[Task instructions] Each line containing the word "image" should be found and copied.

[Extracted entries]

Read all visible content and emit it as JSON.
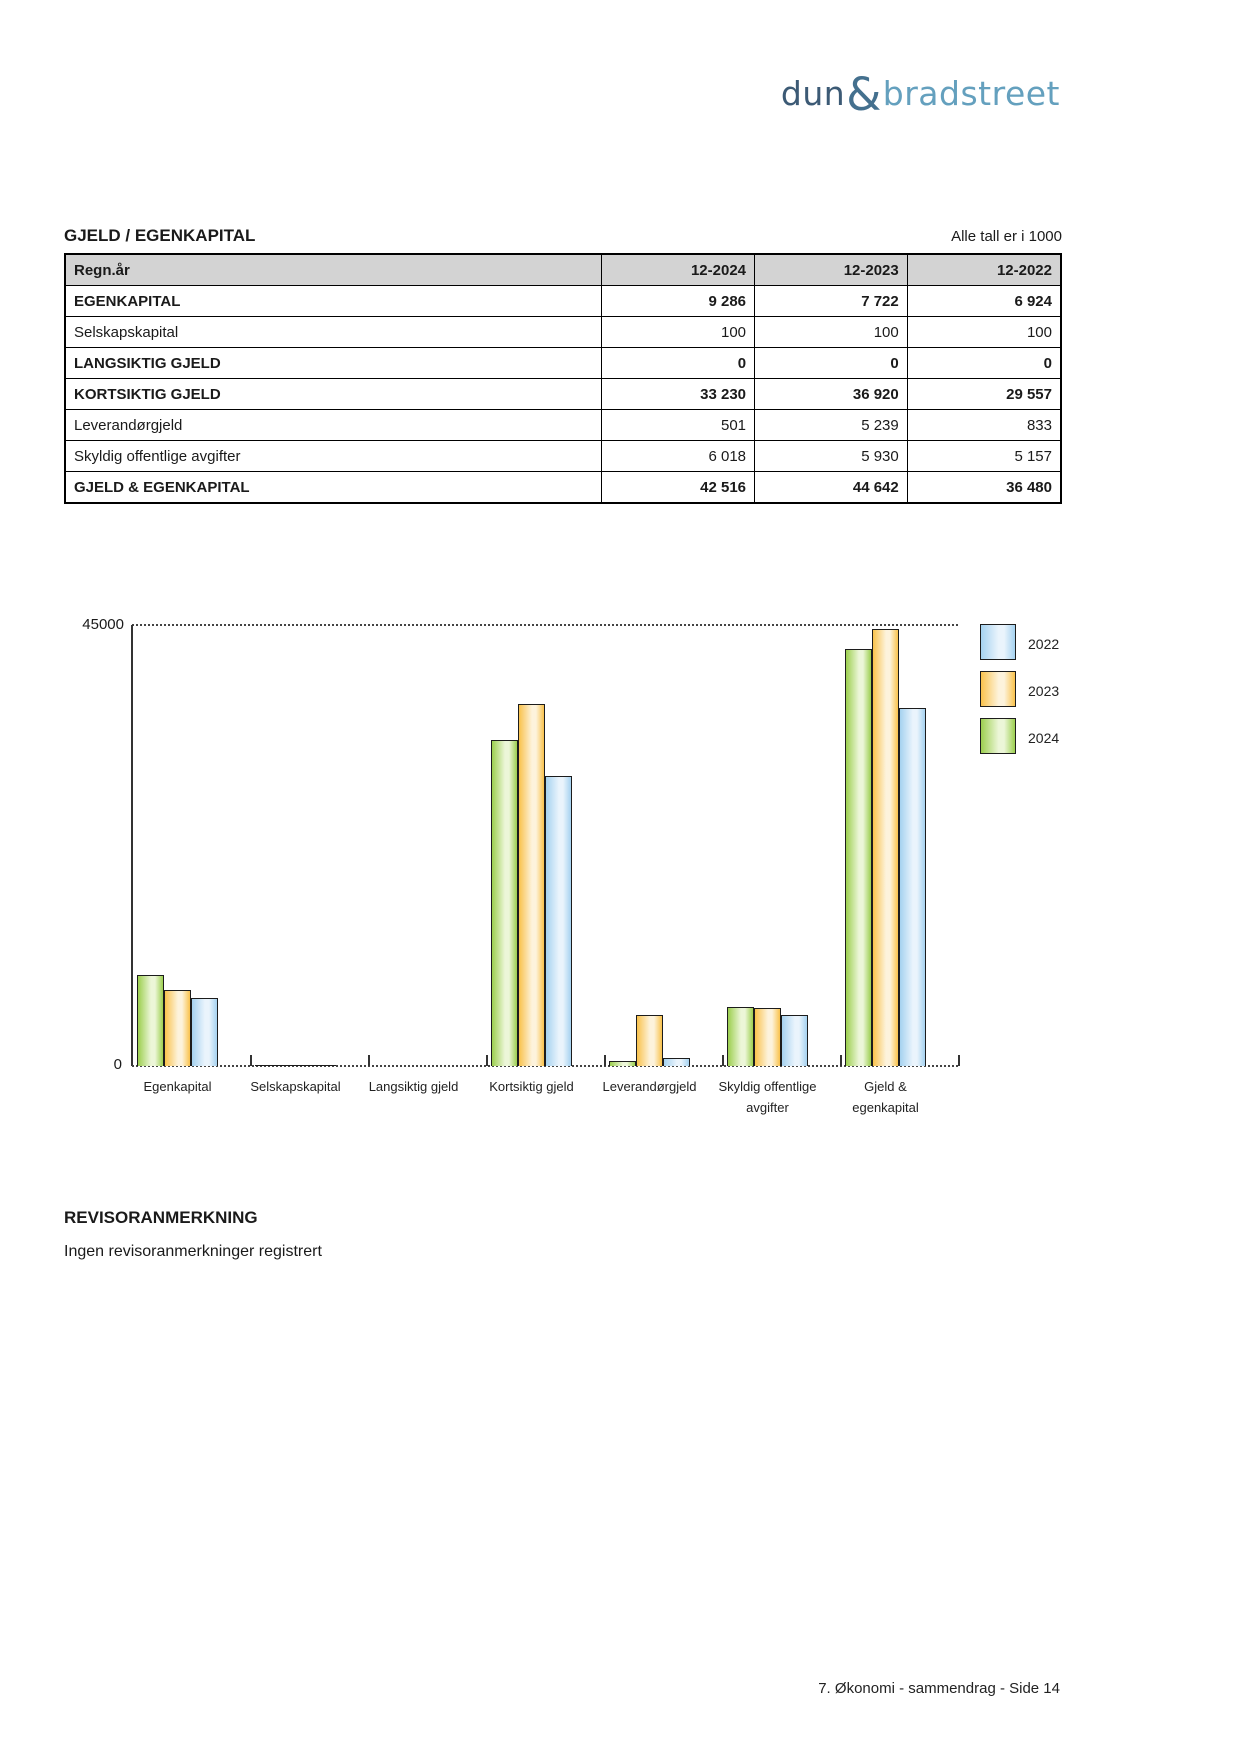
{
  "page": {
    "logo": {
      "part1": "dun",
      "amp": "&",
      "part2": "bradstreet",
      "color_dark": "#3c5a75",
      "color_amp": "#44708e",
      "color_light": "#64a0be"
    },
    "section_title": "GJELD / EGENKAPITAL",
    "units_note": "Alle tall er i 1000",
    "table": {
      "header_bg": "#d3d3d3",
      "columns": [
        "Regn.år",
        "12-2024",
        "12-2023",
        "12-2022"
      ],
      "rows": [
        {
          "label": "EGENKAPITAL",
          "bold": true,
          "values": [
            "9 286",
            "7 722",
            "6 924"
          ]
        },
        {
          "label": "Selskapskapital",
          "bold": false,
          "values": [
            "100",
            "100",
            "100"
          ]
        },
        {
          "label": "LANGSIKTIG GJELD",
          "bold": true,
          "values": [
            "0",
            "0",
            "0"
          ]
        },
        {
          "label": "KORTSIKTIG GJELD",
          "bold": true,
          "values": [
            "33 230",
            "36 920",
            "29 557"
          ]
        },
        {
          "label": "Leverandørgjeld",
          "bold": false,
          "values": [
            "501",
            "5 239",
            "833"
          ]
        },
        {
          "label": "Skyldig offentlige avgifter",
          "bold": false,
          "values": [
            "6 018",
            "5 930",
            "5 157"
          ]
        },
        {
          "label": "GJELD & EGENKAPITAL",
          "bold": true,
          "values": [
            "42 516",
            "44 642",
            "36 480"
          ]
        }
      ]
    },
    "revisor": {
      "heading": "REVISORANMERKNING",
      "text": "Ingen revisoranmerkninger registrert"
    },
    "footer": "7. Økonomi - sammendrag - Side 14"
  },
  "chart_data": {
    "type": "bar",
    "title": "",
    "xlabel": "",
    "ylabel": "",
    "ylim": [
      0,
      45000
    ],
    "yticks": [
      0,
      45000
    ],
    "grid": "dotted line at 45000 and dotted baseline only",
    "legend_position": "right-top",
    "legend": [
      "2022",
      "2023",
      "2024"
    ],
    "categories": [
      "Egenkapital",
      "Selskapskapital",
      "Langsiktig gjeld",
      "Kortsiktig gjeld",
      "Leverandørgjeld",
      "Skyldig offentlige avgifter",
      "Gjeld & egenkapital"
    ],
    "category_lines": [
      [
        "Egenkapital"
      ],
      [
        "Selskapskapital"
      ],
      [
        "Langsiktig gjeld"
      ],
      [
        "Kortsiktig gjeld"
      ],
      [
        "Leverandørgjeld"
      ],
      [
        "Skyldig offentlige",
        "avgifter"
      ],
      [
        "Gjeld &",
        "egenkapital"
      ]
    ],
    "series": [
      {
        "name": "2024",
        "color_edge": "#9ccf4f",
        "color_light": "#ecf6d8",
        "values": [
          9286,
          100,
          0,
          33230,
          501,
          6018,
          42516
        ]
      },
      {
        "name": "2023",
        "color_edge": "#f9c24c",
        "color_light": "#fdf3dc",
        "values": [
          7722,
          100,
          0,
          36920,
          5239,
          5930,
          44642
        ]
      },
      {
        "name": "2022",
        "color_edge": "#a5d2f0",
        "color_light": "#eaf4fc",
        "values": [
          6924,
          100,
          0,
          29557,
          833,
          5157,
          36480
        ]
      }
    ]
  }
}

...

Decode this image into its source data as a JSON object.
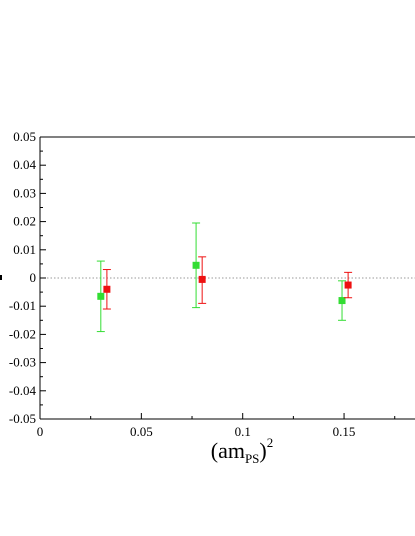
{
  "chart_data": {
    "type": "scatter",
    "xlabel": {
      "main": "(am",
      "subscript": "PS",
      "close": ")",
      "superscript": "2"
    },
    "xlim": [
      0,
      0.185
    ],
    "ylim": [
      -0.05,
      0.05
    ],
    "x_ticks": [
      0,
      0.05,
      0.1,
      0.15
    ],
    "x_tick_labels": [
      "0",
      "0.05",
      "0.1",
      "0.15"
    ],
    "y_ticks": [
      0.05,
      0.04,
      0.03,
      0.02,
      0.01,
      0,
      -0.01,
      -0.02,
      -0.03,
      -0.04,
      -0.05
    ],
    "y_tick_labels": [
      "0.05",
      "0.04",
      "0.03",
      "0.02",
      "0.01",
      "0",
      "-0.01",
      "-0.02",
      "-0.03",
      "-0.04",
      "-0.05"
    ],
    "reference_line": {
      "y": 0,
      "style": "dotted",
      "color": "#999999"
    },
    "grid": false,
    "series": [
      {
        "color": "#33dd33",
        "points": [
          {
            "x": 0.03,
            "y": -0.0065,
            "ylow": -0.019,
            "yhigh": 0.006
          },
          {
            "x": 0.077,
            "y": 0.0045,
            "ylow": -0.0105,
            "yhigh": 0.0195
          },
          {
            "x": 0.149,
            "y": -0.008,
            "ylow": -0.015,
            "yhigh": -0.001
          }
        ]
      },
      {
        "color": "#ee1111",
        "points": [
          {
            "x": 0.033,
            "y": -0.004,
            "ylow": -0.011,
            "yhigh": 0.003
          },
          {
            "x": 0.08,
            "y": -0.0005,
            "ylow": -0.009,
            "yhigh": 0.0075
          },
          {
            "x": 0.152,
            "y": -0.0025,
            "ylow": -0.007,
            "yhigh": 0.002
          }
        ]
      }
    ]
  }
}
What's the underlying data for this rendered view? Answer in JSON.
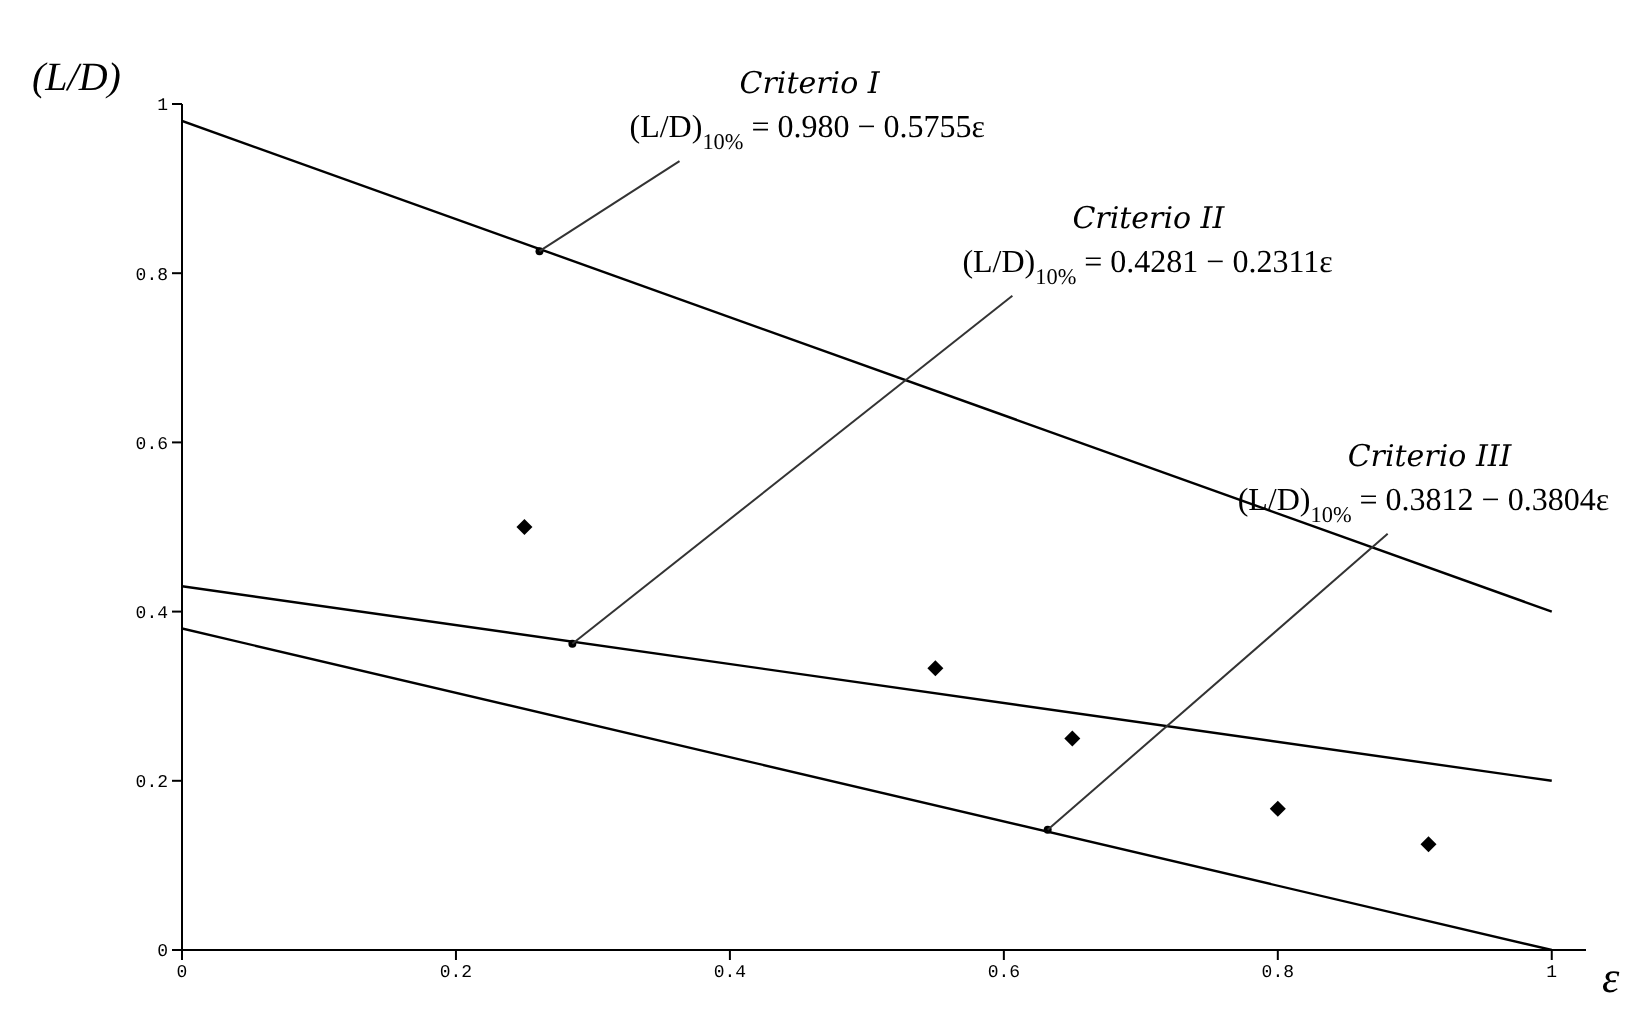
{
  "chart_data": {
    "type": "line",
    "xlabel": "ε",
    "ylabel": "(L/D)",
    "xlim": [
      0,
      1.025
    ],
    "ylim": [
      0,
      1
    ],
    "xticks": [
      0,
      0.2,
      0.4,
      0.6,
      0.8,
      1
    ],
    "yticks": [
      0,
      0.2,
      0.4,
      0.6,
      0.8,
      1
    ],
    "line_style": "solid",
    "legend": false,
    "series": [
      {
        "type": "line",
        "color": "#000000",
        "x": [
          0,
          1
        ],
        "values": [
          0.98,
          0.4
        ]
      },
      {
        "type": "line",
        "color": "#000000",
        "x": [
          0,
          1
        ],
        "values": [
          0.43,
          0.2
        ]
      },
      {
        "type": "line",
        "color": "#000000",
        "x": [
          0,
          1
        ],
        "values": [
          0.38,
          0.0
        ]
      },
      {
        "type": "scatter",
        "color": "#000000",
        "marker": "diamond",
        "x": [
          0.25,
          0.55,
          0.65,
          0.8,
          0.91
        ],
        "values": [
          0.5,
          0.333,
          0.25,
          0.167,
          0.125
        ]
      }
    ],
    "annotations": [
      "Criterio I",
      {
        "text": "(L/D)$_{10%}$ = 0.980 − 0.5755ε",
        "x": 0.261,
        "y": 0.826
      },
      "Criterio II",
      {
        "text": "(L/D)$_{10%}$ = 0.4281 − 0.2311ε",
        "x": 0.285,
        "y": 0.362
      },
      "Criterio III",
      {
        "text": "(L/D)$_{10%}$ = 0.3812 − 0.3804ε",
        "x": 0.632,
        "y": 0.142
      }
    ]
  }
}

---

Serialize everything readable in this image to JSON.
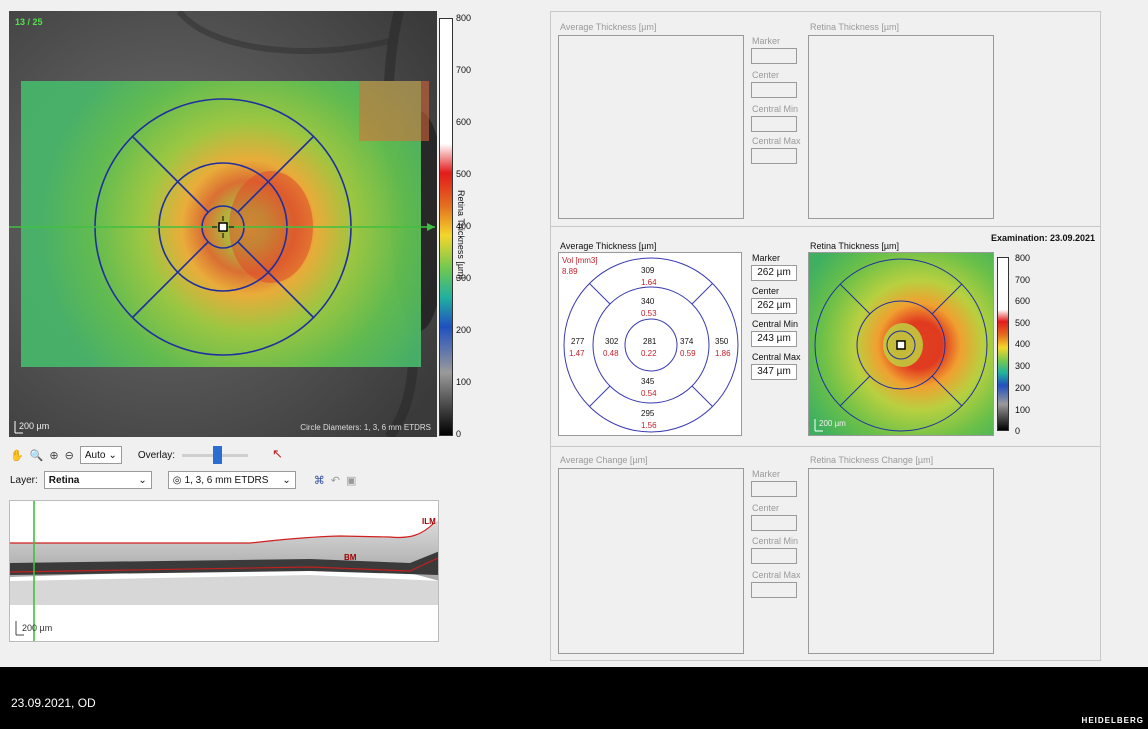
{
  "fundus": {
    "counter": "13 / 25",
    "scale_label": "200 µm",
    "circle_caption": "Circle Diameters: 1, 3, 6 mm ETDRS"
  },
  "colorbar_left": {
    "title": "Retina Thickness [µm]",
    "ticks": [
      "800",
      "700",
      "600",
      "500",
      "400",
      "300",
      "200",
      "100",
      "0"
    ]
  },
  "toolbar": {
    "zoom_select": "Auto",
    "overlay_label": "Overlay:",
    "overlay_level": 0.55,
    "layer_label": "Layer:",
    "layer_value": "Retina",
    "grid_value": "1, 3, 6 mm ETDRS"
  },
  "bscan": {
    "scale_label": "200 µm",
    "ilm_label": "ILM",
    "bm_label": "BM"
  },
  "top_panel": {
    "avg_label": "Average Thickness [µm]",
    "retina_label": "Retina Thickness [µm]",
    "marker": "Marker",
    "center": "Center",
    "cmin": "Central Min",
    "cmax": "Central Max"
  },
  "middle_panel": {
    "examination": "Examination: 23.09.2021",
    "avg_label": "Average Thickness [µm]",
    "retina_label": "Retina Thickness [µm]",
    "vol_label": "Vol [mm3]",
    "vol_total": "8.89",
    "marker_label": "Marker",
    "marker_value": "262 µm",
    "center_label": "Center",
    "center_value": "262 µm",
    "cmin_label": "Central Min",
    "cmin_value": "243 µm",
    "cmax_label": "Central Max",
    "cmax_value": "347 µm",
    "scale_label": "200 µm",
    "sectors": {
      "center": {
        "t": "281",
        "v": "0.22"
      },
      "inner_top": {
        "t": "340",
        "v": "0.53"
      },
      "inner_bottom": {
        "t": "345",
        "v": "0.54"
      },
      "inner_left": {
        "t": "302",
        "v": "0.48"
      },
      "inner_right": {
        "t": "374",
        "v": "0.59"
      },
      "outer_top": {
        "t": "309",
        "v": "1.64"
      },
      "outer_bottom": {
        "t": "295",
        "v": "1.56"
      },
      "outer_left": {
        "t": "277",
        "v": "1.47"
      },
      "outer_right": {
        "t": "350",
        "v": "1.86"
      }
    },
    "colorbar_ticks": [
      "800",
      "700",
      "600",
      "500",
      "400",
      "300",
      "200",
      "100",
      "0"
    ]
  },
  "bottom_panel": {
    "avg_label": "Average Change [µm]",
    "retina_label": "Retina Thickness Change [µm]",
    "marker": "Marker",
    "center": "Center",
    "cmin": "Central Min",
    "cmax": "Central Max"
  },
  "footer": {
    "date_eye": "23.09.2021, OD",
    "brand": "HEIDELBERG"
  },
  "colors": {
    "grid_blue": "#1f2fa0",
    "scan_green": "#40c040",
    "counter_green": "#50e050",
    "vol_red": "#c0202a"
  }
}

[Reply to the task]
Decode this image into its source data as a JSON object.
Serialize everything readable in this image to JSON.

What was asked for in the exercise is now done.